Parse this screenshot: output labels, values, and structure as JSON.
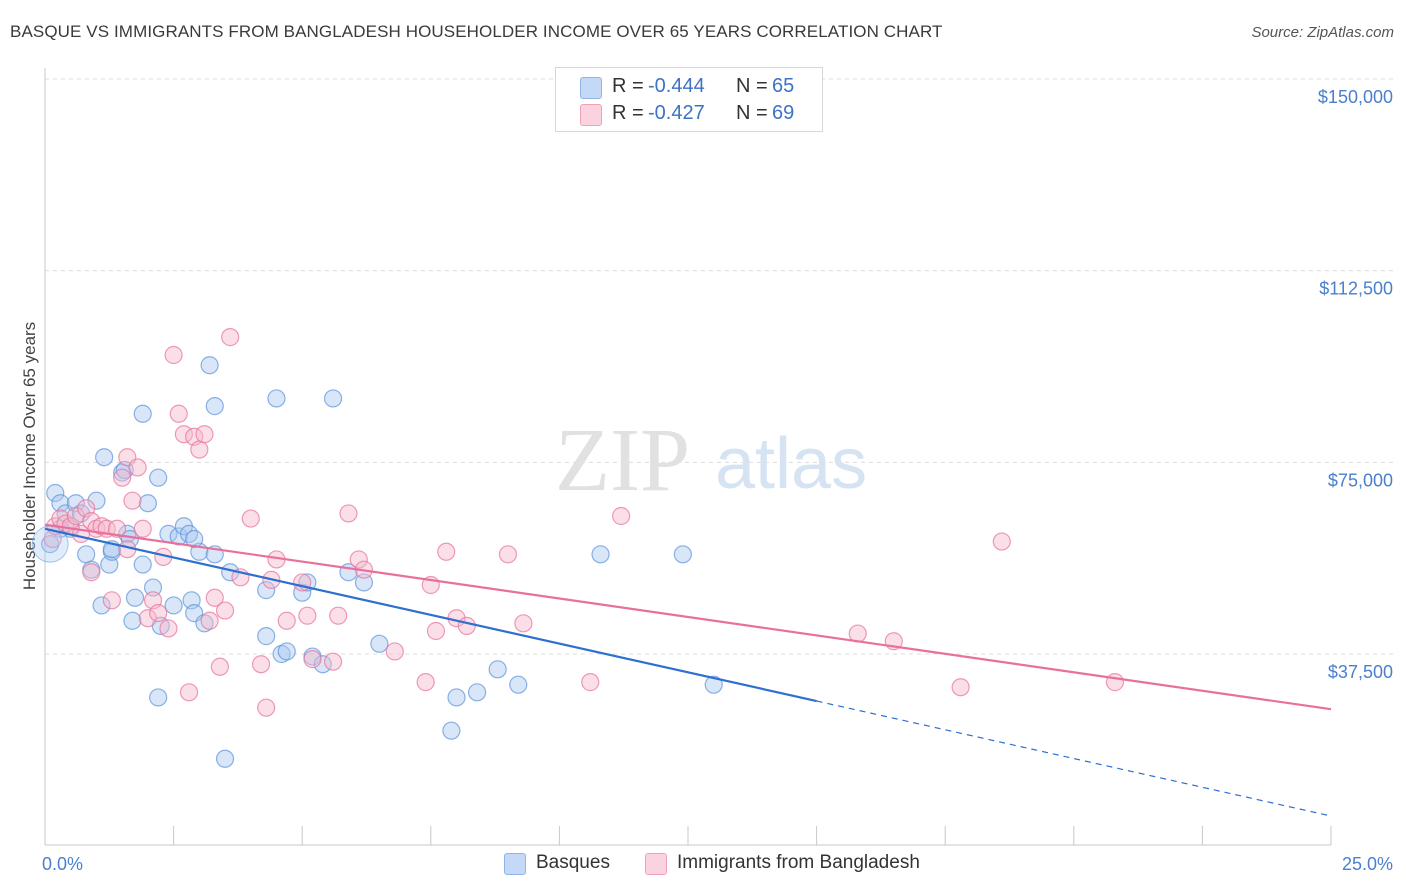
{
  "header": {
    "title": "BASQUE VS IMMIGRANTS FROM BANGLADESH HOUSEHOLDER INCOME OVER 65 YEARS CORRELATION CHART",
    "source": "Source: ZipAtlas.com"
  },
  "watermark": {
    "zip": "ZIP",
    "atlas": "atlas"
  },
  "legend": {
    "rows": [
      {
        "r_label": "R =",
        "r_value": "-0.444",
        "n_label": "N =",
        "n_value": "65",
        "color": "#a9c8f0"
      },
      {
        "r_label": "R =",
        "r_value": "-0.427",
        "n_label": "N =",
        "n_value": "69",
        "color": "#f6b8cb"
      }
    ]
  },
  "bottom_legend": [
    {
      "label": "Basques",
      "color": "#a9c8f0"
    },
    {
      "label": "Immigrants from Bangladesh",
      "color": "#f6b8cb"
    }
  ],
  "chart_data": {
    "type": "scatter",
    "title": "BASQUE VS IMMIGRANTS FROM BANGLADESH HOUSEHOLDER INCOME OVER 65 YEARS CORRELATION CHART",
    "xlabel": "",
    "ylabel": "Householder Income Over 65 years",
    "xlim": [
      0,
      25
    ],
    "ylim": [
      0,
      150000
    ],
    "x_tick_labels": [
      {
        "value": 0,
        "label": "0.0%"
      },
      {
        "value": 25,
        "label": "25.0%"
      }
    ],
    "y_tick_labels": [
      {
        "value": 37500,
        "label": "$37,500"
      },
      {
        "value": 75000,
        "label": "$75,000"
      },
      {
        "value": 112500,
        "label": "$112,500"
      },
      {
        "value": 150000,
        "label": "$150,000"
      }
    ],
    "grid": true,
    "legend_position": "top-center",
    "series": [
      {
        "name": "Basques",
        "color": "#5b93dc",
        "fill": "#a9c8f0",
        "points": [
          [
            0.1,
            59000
          ],
          [
            0.2,
            69000
          ],
          [
            0.3,
            67000
          ],
          [
            0.4,
            65000
          ],
          [
            0.5,
            62000
          ],
          [
            0.6,
            67000
          ],
          [
            0.8,
            57000
          ],
          [
            0.9,
            54000
          ],
          [
            1.0,
            67500
          ],
          [
            1.1,
            47000
          ],
          [
            1.15,
            76000
          ],
          [
            1.25,
            55000
          ],
          [
            1.3,
            57500
          ],
          [
            1.5,
            73000
          ],
          [
            1.55,
            73500
          ],
          [
            1.6,
            61000
          ],
          [
            1.65,
            60000
          ],
          [
            1.7,
            44000
          ],
          [
            1.75,
            48500
          ],
          [
            1.9,
            55000
          ],
          [
            1.9,
            84500
          ],
          [
            2.0,
            67000
          ],
          [
            2.1,
            50500
          ],
          [
            2.2,
            29000
          ],
          [
            2.2,
            72000
          ],
          [
            2.25,
            43000
          ],
          [
            2.4,
            61000
          ],
          [
            2.5,
            47000
          ],
          [
            2.6,
            60500
          ],
          [
            2.7,
            62500
          ],
          [
            2.8,
            61000
          ],
          [
            2.85,
            48000
          ],
          [
            2.9,
            45500
          ],
          [
            3.0,
            57500
          ],
          [
            3.1,
            43500
          ],
          [
            3.2,
            94000
          ],
          [
            3.3,
            86000
          ],
          [
            3.5,
            17000
          ],
          [
            3.6,
            53500
          ],
          [
            4.3,
            50000
          ],
          [
            4.5,
            87500
          ],
          [
            4.6,
            37500
          ],
          [
            4.7,
            38000
          ],
          [
            5.0,
            49500
          ],
          [
            5.1,
            51500
          ],
          [
            5.2,
            37000
          ],
          [
            5.4,
            35500
          ],
          [
            5.6,
            87500
          ],
          [
            5.9,
            53500
          ],
          [
            6.2,
            51500
          ],
          [
            6.5,
            39500
          ],
          [
            7.9,
            22500
          ],
          [
            8.0,
            29000
          ],
          [
            8.4,
            30000
          ],
          [
            8.8,
            34500
          ],
          [
            9.2,
            31500
          ],
          [
            10.8,
            57000
          ],
          [
            12.4,
            57000
          ],
          [
            13.0,
            31500
          ],
          [
            0.3,
            62000
          ],
          [
            0.7,
            65000
          ],
          [
            1.3,
            58000
          ],
          [
            2.9,
            60000
          ],
          [
            3.3,
            57000
          ],
          [
            4.3,
            41000
          ]
        ]
      },
      {
        "name": "Immigrants from Bangladesh",
        "color": "#e8709a",
        "fill": "#f6b8cb",
        "points": [
          [
            0.15,
            60000
          ],
          [
            0.2,
            62500
          ],
          [
            0.3,
            64000
          ],
          [
            0.4,
            63000
          ],
          [
            0.5,
            62500
          ],
          [
            0.6,
            64500
          ],
          [
            0.7,
            61000
          ],
          [
            0.8,
            66000
          ],
          [
            0.9,
            63500
          ],
          [
            1.0,
            62000
          ],
          [
            1.1,
            62500
          ],
          [
            1.2,
            62000
          ],
          [
            1.3,
            48000
          ],
          [
            1.4,
            62000
          ],
          [
            1.5,
            72000
          ],
          [
            1.6,
            76000
          ],
          [
            1.7,
            67500
          ],
          [
            1.8,
            74000
          ],
          [
            1.9,
            62000
          ],
          [
            2.0,
            44500
          ],
          [
            2.1,
            48000
          ],
          [
            2.2,
            45500
          ],
          [
            2.3,
            56500
          ],
          [
            2.4,
            42500
          ],
          [
            2.5,
            96000
          ],
          [
            2.6,
            84500
          ],
          [
            2.7,
            80500
          ],
          [
            2.8,
            30000
          ],
          [
            2.9,
            80000
          ],
          [
            3.0,
            77500
          ],
          [
            3.1,
            80500
          ],
          [
            3.2,
            44000
          ],
          [
            3.3,
            48500
          ],
          [
            3.4,
            35000
          ],
          [
            3.5,
            46000
          ],
          [
            3.6,
            99500
          ],
          [
            3.8,
            52500
          ],
          [
            4.0,
            64000
          ],
          [
            4.2,
            35500
          ],
          [
            4.3,
            27000
          ],
          [
            4.4,
            52000
          ],
          [
            4.5,
            56000
          ],
          [
            4.7,
            44000
          ],
          [
            5.0,
            51500
          ],
          [
            5.1,
            45000
          ],
          [
            5.2,
            36500
          ],
          [
            5.6,
            36000
          ],
          [
            5.7,
            45000
          ],
          [
            5.9,
            65000
          ],
          [
            6.1,
            56000
          ],
          [
            6.2,
            54000
          ],
          [
            6.8,
            38000
          ],
          [
            7.4,
            32000
          ],
          [
            7.5,
            51000
          ],
          [
            7.6,
            42000
          ],
          [
            7.8,
            57500
          ],
          [
            8.0,
            44500
          ],
          [
            8.2,
            43000
          ],
          [
            9.0,
            57000
          ],
          [
            9.3,
            43500
          ],
          [
            10.6,
            32000
          ],
          [
            11.2,
            64500
          ],
          [
            15.8,
            41500
          ],
          [
            16.5,
            40000
          ],
          [
            17.8,
            31000
          ],
          [
            18.6,
            59500
          ],
          [
            20.8,
            32000
          ],
          [
            0.9,
            53500
          ],
          [
            1.6,
            58000
          ]
        ]
      }
    ],
    "trend_lines": [
      {
        "series": "Basques",
        "x": [
          0,
          15
        ],
        "y": [
          62000,
          28300
        ],
        "dashed_extension_to": [
          25,
          5800
        ]
      },
      {
        "series": "Immigrants from Bangladesh",
        "x": [
          0,
          25
        ],
        "y": [
          62800,
          26700
        ]
      }
    ]
  }
}
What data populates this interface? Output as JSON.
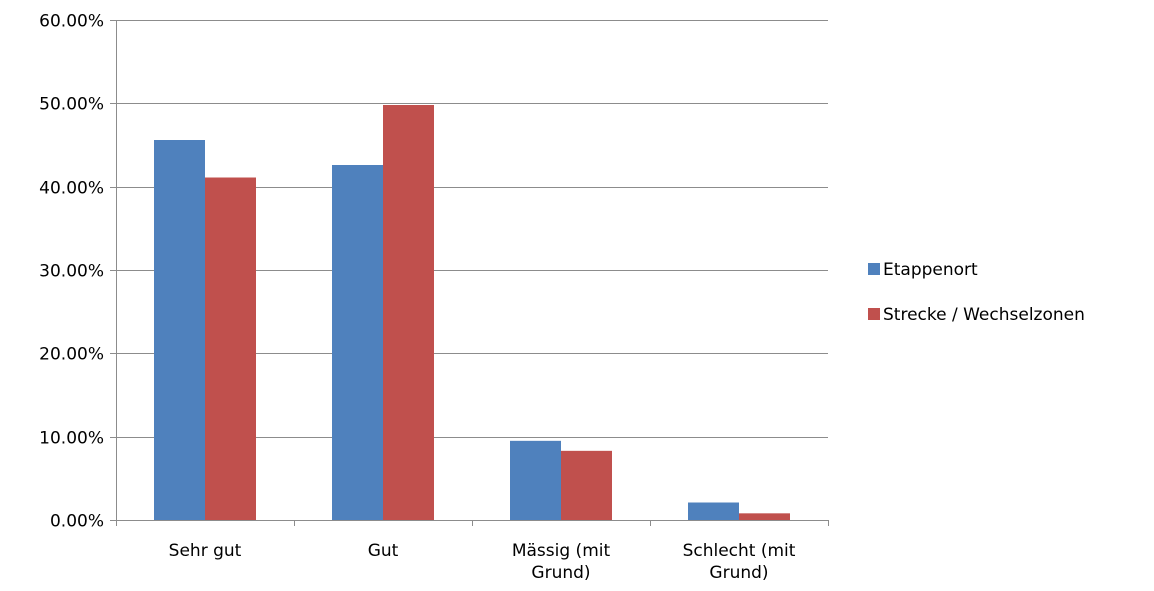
{
  "chart_data": {
    "type": "bar",
    "title": "",
    "xlabel": "",
    "ylabel": "",
    "categories": [
      [
        "Sehr gut"
      ],
      [
        "Gut"
      ],
      [
        "Mässig (mit",
        "Grund)"
      ],
      [
        "Schlecht (mit",
        "Grund)"
      ]
    ],
    "series": [
      {
        "name": "Etappenort",
        "color": "#4F81BD",
        "values": [
          45.6,
          42.6,
          9.5,
          2.1
        ]
      },
      {
        "name": "Strecke / Wechselzonen",
        "color": "#C0504D",
        "values": [
          41.1,
          49.8,
          8.3,
          0.8
        ]
      }
    ],
    "ylim": [
      0,
      60
    ],
    "yticks": [
      0,
      10,
      20,
      30,
      40,
      50,
      60
    ],
    "ytick_labels": [
      "0.00%",
      "10.00%",
      "20.00%",
      "30.00%",
      "40.00%",
      "50.00%",
      "60.00%"
    ],
    "grid": true,
    "legend_position": "right"
  }
}
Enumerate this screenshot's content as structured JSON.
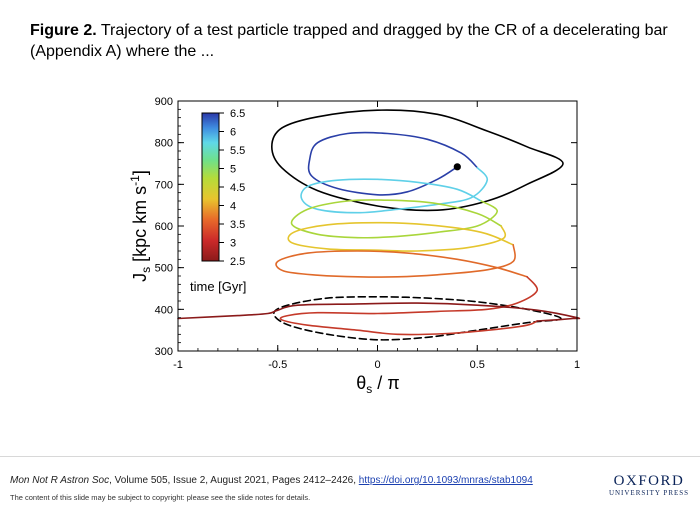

## SHORT TASK
Pick out every line above that contains the word "ylabel" and copy it.

## SOLUTION TO THE EXERCISE
    "ylabel": "Householder Income Over 65 years",
    "ylabel": "",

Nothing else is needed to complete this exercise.